**LISTED ENTRIES**
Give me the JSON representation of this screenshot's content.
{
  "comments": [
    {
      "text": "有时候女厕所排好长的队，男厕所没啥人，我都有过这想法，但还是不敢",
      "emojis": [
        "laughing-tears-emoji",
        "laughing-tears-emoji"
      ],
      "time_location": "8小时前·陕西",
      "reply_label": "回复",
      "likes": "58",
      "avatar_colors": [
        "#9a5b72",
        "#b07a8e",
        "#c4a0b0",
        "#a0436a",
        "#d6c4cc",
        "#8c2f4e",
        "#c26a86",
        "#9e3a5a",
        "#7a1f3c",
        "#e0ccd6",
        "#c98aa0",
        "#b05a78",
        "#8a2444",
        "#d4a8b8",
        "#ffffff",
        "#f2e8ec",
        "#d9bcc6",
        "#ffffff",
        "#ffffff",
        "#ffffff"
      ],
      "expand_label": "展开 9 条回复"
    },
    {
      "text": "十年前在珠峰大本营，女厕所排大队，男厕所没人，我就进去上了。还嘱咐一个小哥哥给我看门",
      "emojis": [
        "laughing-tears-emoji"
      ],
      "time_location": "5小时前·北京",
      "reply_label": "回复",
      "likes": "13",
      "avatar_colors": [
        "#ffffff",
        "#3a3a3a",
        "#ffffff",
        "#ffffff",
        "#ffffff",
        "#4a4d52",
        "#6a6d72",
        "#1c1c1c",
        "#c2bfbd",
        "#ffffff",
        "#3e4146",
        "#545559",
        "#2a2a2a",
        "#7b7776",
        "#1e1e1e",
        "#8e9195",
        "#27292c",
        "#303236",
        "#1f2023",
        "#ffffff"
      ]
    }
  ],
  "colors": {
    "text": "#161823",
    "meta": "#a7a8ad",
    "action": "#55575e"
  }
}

**EXERCISE BRIEF**
Please output the complete data exactly.

**SOLUTION FOR THIS PROBLEM**
Give me the JSON representation of this screenshot's content.
{
  "comments": [
    {
      "text": "有时候女厕所排好长的队，男厕所没啥人，我都有过这想法，但还是不敢",
      "emojis": [
        "laughing-tears-emoji",
        "laughing-tears-emoji"
      ],
      "time_location": "8小时前·陕西",
      "reply_label": "回复",
      "likes": "58",
      "avatar_colors": [
        "#9a5b72",
        "#b07a8e",
        "#c4a0b0",
        "#a0436a",
        "#d6c4cc",
        "#8c2f4e",
        "#c26a86",
        "#9e3a5a",
        "#7a1f3c",
        "#e0ccd6",
        "#c98aa0",
        "#b05a78",
        "#8a2444",
        "#d4a8b8",
        "#ffffff",
        "#f2e8ec",
        "#d9bcc6",
        "#ffffff",
        "#ffffff",
        "#ffffff"
      ],
      "expand_label": "展开 9 条回复"
    },
    {
      "text": "十年前在珠峰大本营，女厕所排大队，男厕所没人，我就进去上了。还嘱咐一个小哥哥给我看门",
      "emojis": [
        "laughing-tears-emoji"
      ],
      "time_location": "5小时前·北京",
      "reply_label": "回复",
      "likes": "13",
      "avatar_colors": [
        "#ffffff",
        "#3a3a3a",
        "#ffffff",
        "#ffffff",
        "#ffffff",
        "#4a4d52",
        "#6a6d72",
        "#1c1c1c",
        "#c2bfbd",
        "#ffffff",
        "#3e4146",
        "#545559",
        "#2a2a2a",
        "#7b7776",
        "#1e1e1e",
        "#8e9195",
        "#27292c",
        "#303236",
        "#1f2023",
        "#ffffff"
      ]
    }
  ],
  "colors": {
    "text": "#161823",
    "meta": "#a7a8ad",
    "action": "#55575e"
  }
}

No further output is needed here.